# Task description:
How many lines in this material include the string "names"? Answer with the number and nothing further.

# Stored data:
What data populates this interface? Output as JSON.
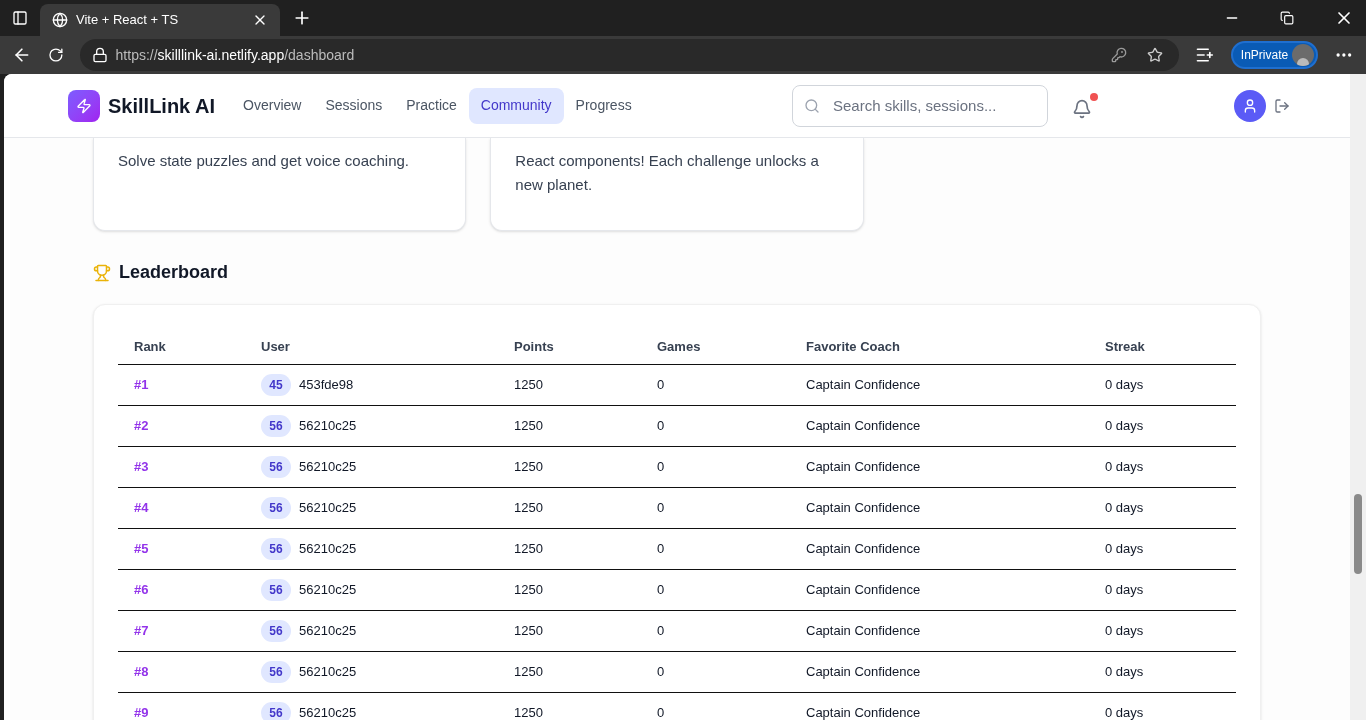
{
  "browser": {
    "tab_title": "Vite + React + TS",
    "url": {
      "scheme": "https://",
      "host": "skilllink-ai.netlify.app",
      "path": "/dashboard"
    },
    "profile_label": "InPrivate"
  },
  "header": {
    "brand": "SkillLink AI",
    "nav": [
      {
        "label": "Overview",
        "selected": false
      },
      {
        "label": "Sessions",
        "selected": false
      },
      {
        "label": "Practice",
        "selected": false
      },
      {
        "label": "Community",
        "selected": true
      },
      {
        "label": "Progress",
        "selected": false
      }
    ],
    "search": {
      "placeholder": "Search skills, sessions..."
    },
    "notifications": {
      "unread": true
    }
  },
  "cards": [
    {
      "lines": [
        "Solve state puzzles and get voice coaching."
      ]
    },
    {
      "lines": [
        "React components! Each challenge unlocks a",
        "new planet."
      ]
    }
  ],
  "leaderboard": {
    "title": "Leaderboard",
    "columns": [
      "Rank",
      "User",
      "Points",
      "Games",
      "Favorite Coach",
      "Streak"
    ],
    "rows": [
      {
        "rank": "#1",
        "badge": "45",
        "user": "453fde98",
        "points": "1250",
        "games": "0",
        "coach": "Captain Confidence",
        "streak": "0 days"
      },
      {
        "rank": "#2",
        "badge": "56",
        "user": "56210c25",
        "points": "1250",
        "games": "0",
        "coach": "Captain Confidence",
        "streak": "0 days"
      },
      {
        "rank": "#3",
        "badge": "56",
        "user": "56210c25",
        "points": "1250",
        "games": "0",
        "coach": "Captain Confidence",
        "streak": "0 days"
      },
      {
        "rank": "#4",
        "badge": "56",
        "user": "56210c25",
        "points": "1250",
        "games": "0",
        "coach": "Captain Confidence",
        "streak": "0 days"
      },
      {
        "rank": "#5",
        "badge": "56",
        "user": "56210c25",
        "points": "1250",
        "games": "0",
        "coach": "Captain Confidence",
        "streak": "0 days"
      },
      {
        "rank": "#6",
        "badge": "56",
        "user": "56210c25",
        "points": "1250",
        "games": "0",
        "coach": "Captain Confidence",
        "streak": "0 days"
      },
      {
        "rank": "#7",
        "badge": "56",
        "user": "56210c25",
        "points": "1250",
        "games": "0",
        "coach": "Captain Confidence",
        "streak": "0 days"
      },
      {
        "rank": "#8",
        "badge": "56",
        "user": "56210c25",
        "points": "1250",
        "games": "0",
        "coach": "Captain Confidence",
        "streak": "0 days"
      },
      {
        "rank": "#9",
        "badge": "56",
        "user": "56210c25",
        "points": "1250",
        "games": "0",
        "coach": "Captain Confidence",
        "streak": "0 days"
      }
    ]
  }
}
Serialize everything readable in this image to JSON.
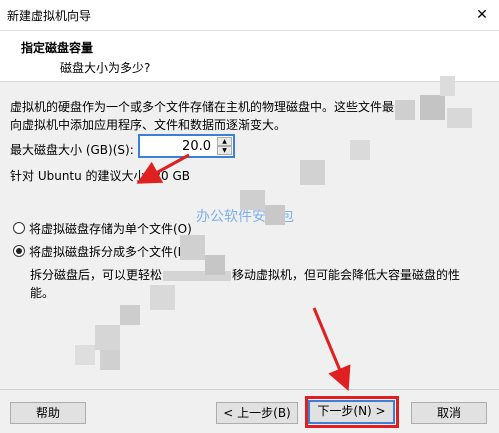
{
  "window": {
    "title": "新建虚拟机向导",
    "close_glyph": "✕"
  },
  "header": {
    "title": "指定磁盘容量",
    "subtitle": "磁盘大小为多少?"
  },
  "body": {
    "description_line1": "虚拟机的硬盘作为一个或多个文件存储在主机的物理磁盘中。这些文件最",
    "description_line2": "向虚拟机中添加应用程序、文件和数据而逐渐变大。",
    "max_size_label": "最大磁盘大小 (GB)(S):",
    "max_size_value": "20.0",
    "recommend_text": "针对 Ubuntu 的建议大小: 20 GB"
  },
  "options": {
    "single_file": {
      "label": "将虚拟磁盘存储为单个文件(O)",
      "selected": false
    },
    "multi_file": {
      "label": "将虚拟磁盘拆分成多个文件(M)",
      "selected": true
    },
    "split_desc_part1": "拆分磁盘后，可以更轻松",
    "split_desc_part2": "移动虚拟机，但可能会降低大容量磁盘的性",
    "split_desc_line2": "能。"
  },
  "watermark": "办公软件安装包",
  "footer": {
    "help": "帮助",
    "back": "< 上一步(B)",
    "next": "下一步(N) >",
    "cancel": "取消"
  },
  "colors": {
    "accent": "#3c7fd8",
    "annotation_red": "#e02020",
    "watermark": "#7fb0e8"
  },
  "icons": {
    "close": "close-icon",
    "spin_up": "spin-up-icon",
    "spin_down": "spin-down-icon"
  }
}
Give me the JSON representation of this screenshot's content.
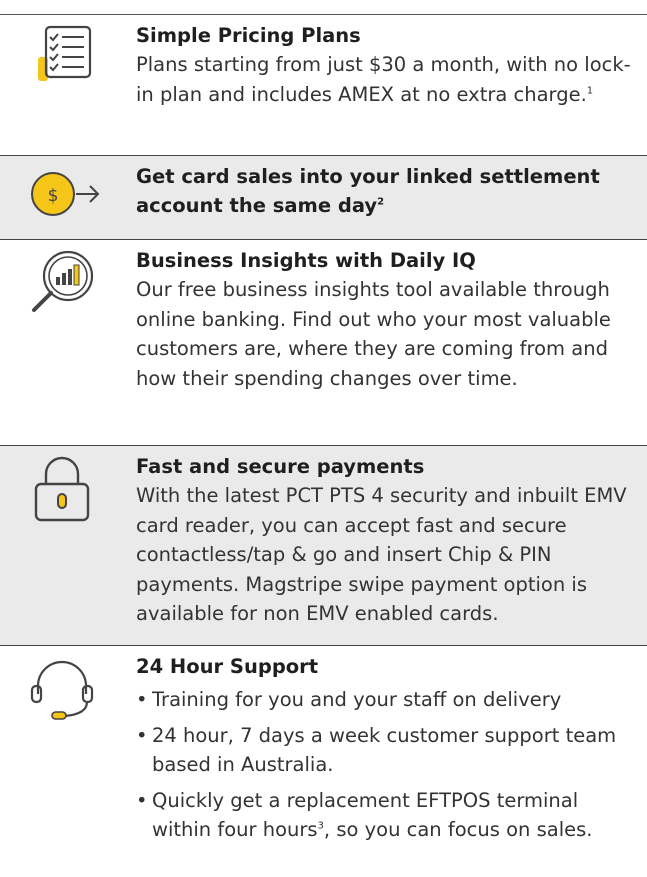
{
  "colors": {
    "accent": "#f5c518",
    "border": "#444444",
    "shade": "#eaeaea"
  },
  "features": [
    {
      "icon": "checklist-icon",
      "title": "Simple Pricing Plans",
      "text": "Plans starting from just $30 a month, with no lock-in plan and includes AMEX at no extra charge.",
      "sup": "1"
    },
    {
      "icon": "coin-arrow-icon",
      "title": "Get card sales into your linked settlement account the same day",
      "title_sup": "2",
      "coin_symbol": "$"
    },
    {
      "icon": "magnifier-chart-icon",
      "title": "Business Insights with Daily IQ",
      "text": "Our free business insights tool available through online banking. Find out who your most valuable customers are, where they are coming from and how their spending changes over time."
    },
    {
      "icon": "padlock-icon",
      "title": "Fast and secure payments",
      "text": "With the latest PCT PTS 4 security and inbuilt EMV card reader, you can accept fast and secure contactless/tap & go and insert Chip & PIN payments. Magstripe swipe payment option is available for non EMV enabled cards."
    },
    {
      "icon": "headset-icon",
      "title": "24 Hour Support",
      "bullets": [
        "Training for you and your staff on delivery",
        "24 hour, 7 days a week customer support team based in Australia.",
        "Quickly get a replacement EFTPOS terminal within four hours"
      ],
      "bullet3_sup": "3",
      "bullet3_tail": ", so you can focus on sales."
    }
  ]
}
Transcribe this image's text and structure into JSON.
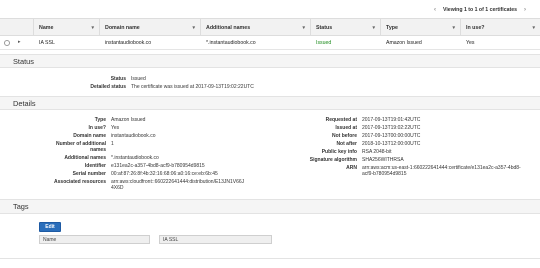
{
  "pager": {
    "text": "Viewing 1 to 1 of 1 certificates",
    "prev_icon": "chevron-left-icon",
    "next_icon": "chevron-right-icon"
  },
  "table": {
    "headers": [
      "Name",
      "Domain name",
      "Additional names",
      "Status",
      "Type",
      "In use?"
    ],
    "row": {
      "name": "IA SSL",
      "domain": "instantaudiobook.co",
      "additional": "*.instantaudiobook.co",
      "status": "Issued",
      "type": "Amazon Issued",
      "in_use": "Yes"
    }
  },
  "status_section": {
    "title": "Status",
    "status_label": "Status",
    "status_value": "Issued",
    "detailed_label": "Detailed status",
    "detailed_value": "The certificate was issued at 2017-09-13T19:02:22UTC"
  },
  "details_section": {
    "title": "Details",
    "left": [
      {
        "label": "Type",
        "value": "Amazon Issued"
      },
      {
        "label": "In use?",
        "value": "Yes"
      },
      {
        "label": "Domain name",
        "value": "instantaudiobook.co"
      },
      {
        "label": "Number of additional names",
        "value": "1"
      },
      {
        "label": "Additional names",
        "value": "*.instantaudiobook.co"
      },
      {
        "label": "Identifier",
        "value": "e131ea2c-a357-4bd8-acf9-b780954d9815"
      },
      {
        "label": "Serial number",
        "value": "00:af:87:26:8f:4b:32:16:68:06:a0:16:ce:eb:6b:45"
      },
      {
        "label": "Associated resources",
        "value": "arn:aws:cloudfront::660222641444:distribution/E13JN1V66J4X6D"
      }
    ],
    "right": [
      {
        "label": "Requested at",
        "value": "2017-09-13T19:01:42UTC"
      },
      {
        "label": "Issued at",
        "value": "2017-09-13T19:02:22UTC"
      },
      {
        "label": "Not before",
        "value": "2017-09-13T00:00:00UTC"
      },
      {
        "label": "Not after",
        "value": "2018-10-13T12:00:00UTC"
      },
      {
        "label": "Public key info",
        "value": "RSA 2048-bit"
      },
      {
        "label": "Signature algorithm",
        "value": "SHA256WITHRSA"
      },
      {
        "label": "ARN",
        "value": "arn:aws:acm:us-east-1:660222641444:certificate/e131ea2c-a357-4bd8-acf9-b780954d9815"
      }
    ]
  },
  "tags_section": {
    "title": "Tags",
    "edit_label": "Edit",
    "tag_key": "Name",
    "tag_value": "IA SSL"
  }
}
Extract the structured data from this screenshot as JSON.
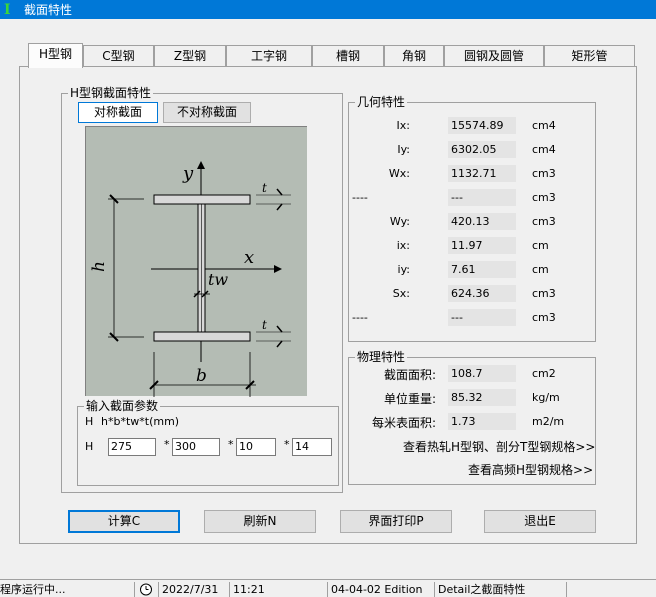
{
  "window": {
    "title": "截面特性"
  },
  "tabs": [
    "H型钢",
    "C型钢",
    "Z型钢",
    "工字钢",
    "槽钢",
    "角钢",
    "圆钢及圆管",
    "矩形管"
  ],
  "h_section": {
    "title": "H型钢截面特性",
    "sym_button": "对称截面",
    "asym_button": "不对称截面"
  },
  "drawing_labels": {
    "y": "y",
    "x": "x",
    "h": "h",
    "b": "b",
    "tw": "tw",
    "t_top": "t",
    "t_bottom": "t"
  },
  "input_group": {
    "title": "输入截面参数",
    "formula_prefix": "H",
    "formula": "h*b*tw*t(mm)",
    "row_prefix": "H",
    "sep": "*",
    "values": [
      "275",
      "300",
      "10",
      "14"
    ]
  },
  "geometry": {
    "title": "几何特性",
    "rows": [
      {
        "label": "Ix:",
        "value": "15574.89",
        "unit": "cm4"
      },
      {
        "label": "Iy:",
        "value": "6302.05",
        "unit": "cm4"
      },
      {
        "label": "Wx:",
        "value": "1132.71",
        "unit": "cm3"
      },
      {
        "label": "----",
        "value": "---",
        "unit": "cm3"
      },
      {
        "label": "Wy:",
        "value": "420.13",
        "unit": "cm3"
      },
      {
        "label": "ix:",
        "value": "11.97",
        "unit": "cm"
      },
      {
        "label": "iy:",
        "value": "7.61",
        "unit": "cm"
      },
      {
        "label": "Sx:",
        "value": "624.36",
        "unit": "cm3"
      },
      {
        "label": "----",
        "value": "---",
        "unit": "cm3"
      }
    ]
  },
  "physical": {
    "title": "物理特性",
    "rows": [
      {
        "label": "截面面积:",
        "value": "108.7",
        "unit": "cm2"
      },
      {
        "label": "单位重量:",
        "value": "85.32",
        "unit": "kg/m"
      },
      {
        "label": "每米表面积:",
        "value": "1.73",
        "unit": "m2/m"
      }
    ],
    "link1": "查看热轧H型钢、剖分T型钢规格>>",
    "link2": "查看高频H型钢规格>>"
  },
  "buttons": {
    "calc": "计算C",
    "refresh": "刷新N",
    "print": "界面打印P",
    "exit": "退出E"
  },
  "status": {
    "running": "程序运行中...",
    "date": "2022/7/31",
    "time": "11:21",
    "edition": "04-04-02 Edition",
    "detail": "Detail之截面特性"
  },
  "colors": {
    "titlebar": "#0078d7",
    "drawing_bg": "#b4bcb4"
  }
}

# Written answer:
3